Short task —
Repeat every record exactly, but keep images out of the copy.

* Start Data provided *

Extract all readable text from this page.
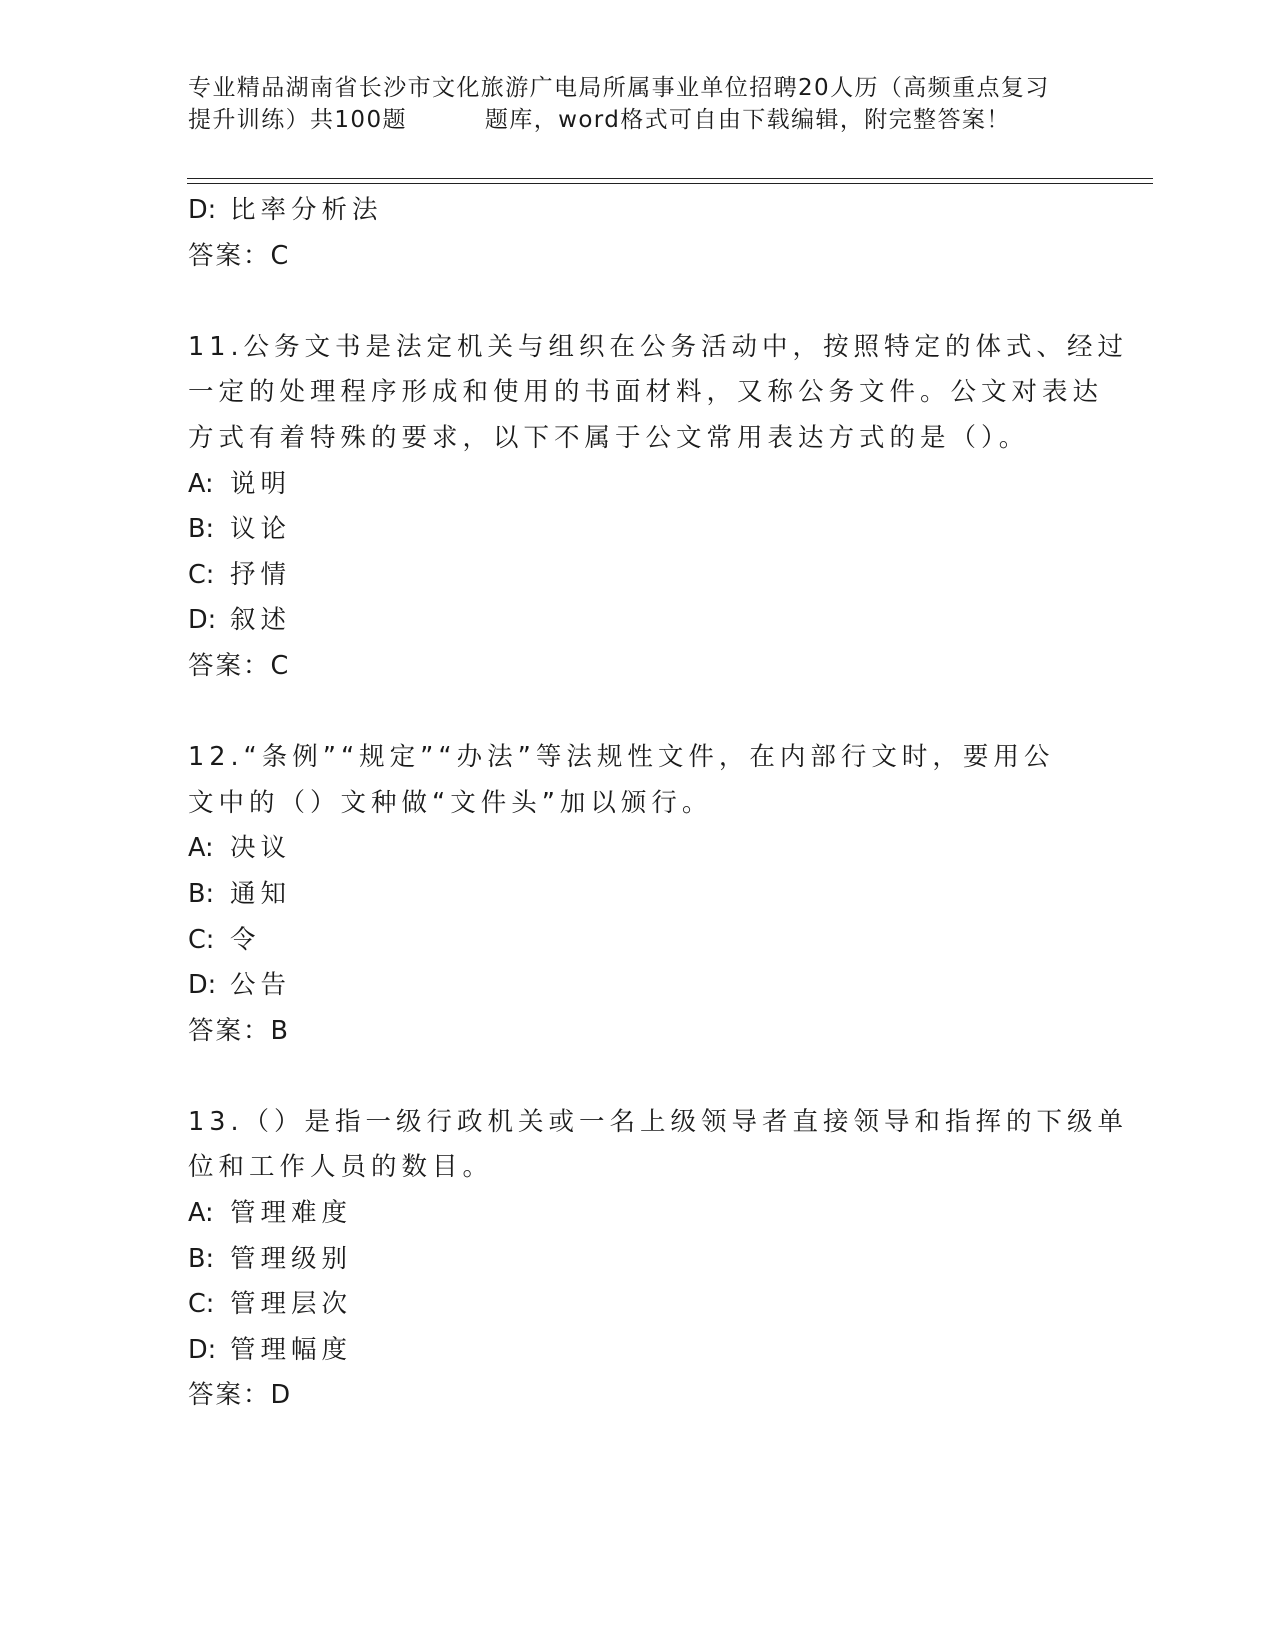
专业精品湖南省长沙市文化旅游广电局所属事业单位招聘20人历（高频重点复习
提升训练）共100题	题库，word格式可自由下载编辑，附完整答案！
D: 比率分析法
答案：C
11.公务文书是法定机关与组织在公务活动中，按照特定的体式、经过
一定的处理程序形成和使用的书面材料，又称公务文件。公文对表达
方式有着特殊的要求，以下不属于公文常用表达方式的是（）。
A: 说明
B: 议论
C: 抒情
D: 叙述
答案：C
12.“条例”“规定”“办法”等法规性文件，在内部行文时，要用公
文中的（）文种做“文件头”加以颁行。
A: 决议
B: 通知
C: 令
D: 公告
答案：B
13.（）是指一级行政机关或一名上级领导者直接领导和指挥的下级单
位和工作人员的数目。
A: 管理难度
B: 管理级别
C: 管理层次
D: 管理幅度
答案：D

* End Data provided *

In response —
Extract all readable text from this page.
专业精品湖南省长沙市文化旅游广电局所属事业单位招聘20人历（高频重点复习
提升训练）共100题	题库，word格式可自由下载编辑，附完整答案！
D: 比率分析法
答案：C
11.公务文书是法定机关与组织在公务活动中，按照特定的体式、经过
一定的处理程序形成和使用的书面材料，又称公务文件。公文对表达
方式有着特殊的要求，以下不属于公文常用表达方式的是（）。
A: 说明
B: 议论
C: 抒情
D: 叙述
答案：C
12.“条例”“规定”“办法”等法规性文件，在内部行文时，要用公
文中的（）文种做“文件头”加以颁行。
A: 决议
B: 通知
C: 令
D: 公告
答案：B
13.（）是指一级行政机关或一名上级领导者直接领导和指挥的下级单
位和工作人员的数目。
A: 管理难度
B: 管理级别
C: 管理层次
D: 管理幅度
答案：D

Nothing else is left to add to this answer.